**EXERCISE AIM**: Rewrite the lines in the records below as a numbered list, omitting blank lines. Leave the pictures out of your answer.
─── SUPPLIED DATA
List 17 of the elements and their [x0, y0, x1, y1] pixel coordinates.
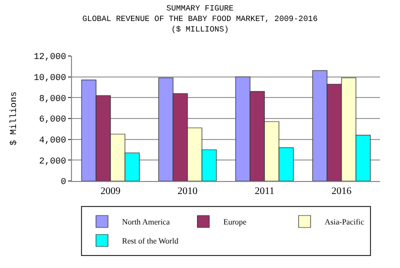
y-tick-label: 0 — [60, 177, 66, 188]
x-tick-label: 2011 — [254, 186, 274, 197]
legend-label: Asia-Pacific — [324, 218, 365, 227]
legend-label: North America — [122, 218, 170, 227]
legend-label: Europe — [223, 218, 247, 227]
y-axis-title: $ Millions — [9, 91, 20, 146]
legend-label: Rest of the World — [122, 236, 178, 246]
y-tick-label: 6,000 — [39, 114, 66, 125]
x-tick-label: 2009 — [100, 186, 120, 197]
y-tick-label: 10,000 — [34, 72, 66, 83]
y-tick-label: 8,000 — [39, 94, 66, 104]
y-tick-label: 2,000 — [39, 156, 66, 166]
y-tick-label: 12,000 — [34, 52, 66, 62]
x-tick-label: 2016 — [332, 186, 352, 197]
y-tick-label: 4,000 — [39, 135, 66, 146]
chart-title: SUMMARY FIGURE GLOBAL REVENUE OF THE BABY FOOD MARKET, 2009-2016 ($ MILLIONS) — [82, 4, 318, 35]
x-tick-label: 2010 — [178, 186, 198, 197]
──────
**EXERCISE RESPONSE**:
1. List 17 of the elements and their [x0, y0, x1, y1] pixel coordinates.
2. y-tick-label: 0 — [60, 177, 66, 188]
3. x-tick-label: 2011 — [254, 186, 274, 197]
4. legend-label: Asia-Pacific — [324, 218, 365, 227]
5. legend-label: North America — [122, 218, 170, 227]
6. legend-label: Europe — [223, 218, 247, 227]
7. y-axis-title: $ Millions — [9, 91, 20, 146]
8. legend-label: Rest of the World — [122, 236, 178, 246]
9. y-tick-label: 6,000 — [39, 114, 66, 125]
10. x-tick-label: 2009 — [100, 186, 120, 197]
11. y-tick-label: 10,000 — [34, 72, 66, 83]
12. y-tick-label: 8,000 — [39, 94, 66, 104]
13. y-tick-label: 2,000 — [39, 156, 66, 166]
14. y-tick-label: 12,000 — [34, 52, 66, 62]
15. x-tick-label: 2016 — [332, 186, 352, 197]
16. y-tick-label: 4,000 — [39, 135, 66, 146]
17. chart-title: SUMMARY FIGURE GLOBAL REVENUE OF THE BABY FOOD MARKET, 2009-2016 ($ MILLIONS) — [82, 4, 318, 35]
18. x-tick-label: 2010 — [178, 186, 198, 197]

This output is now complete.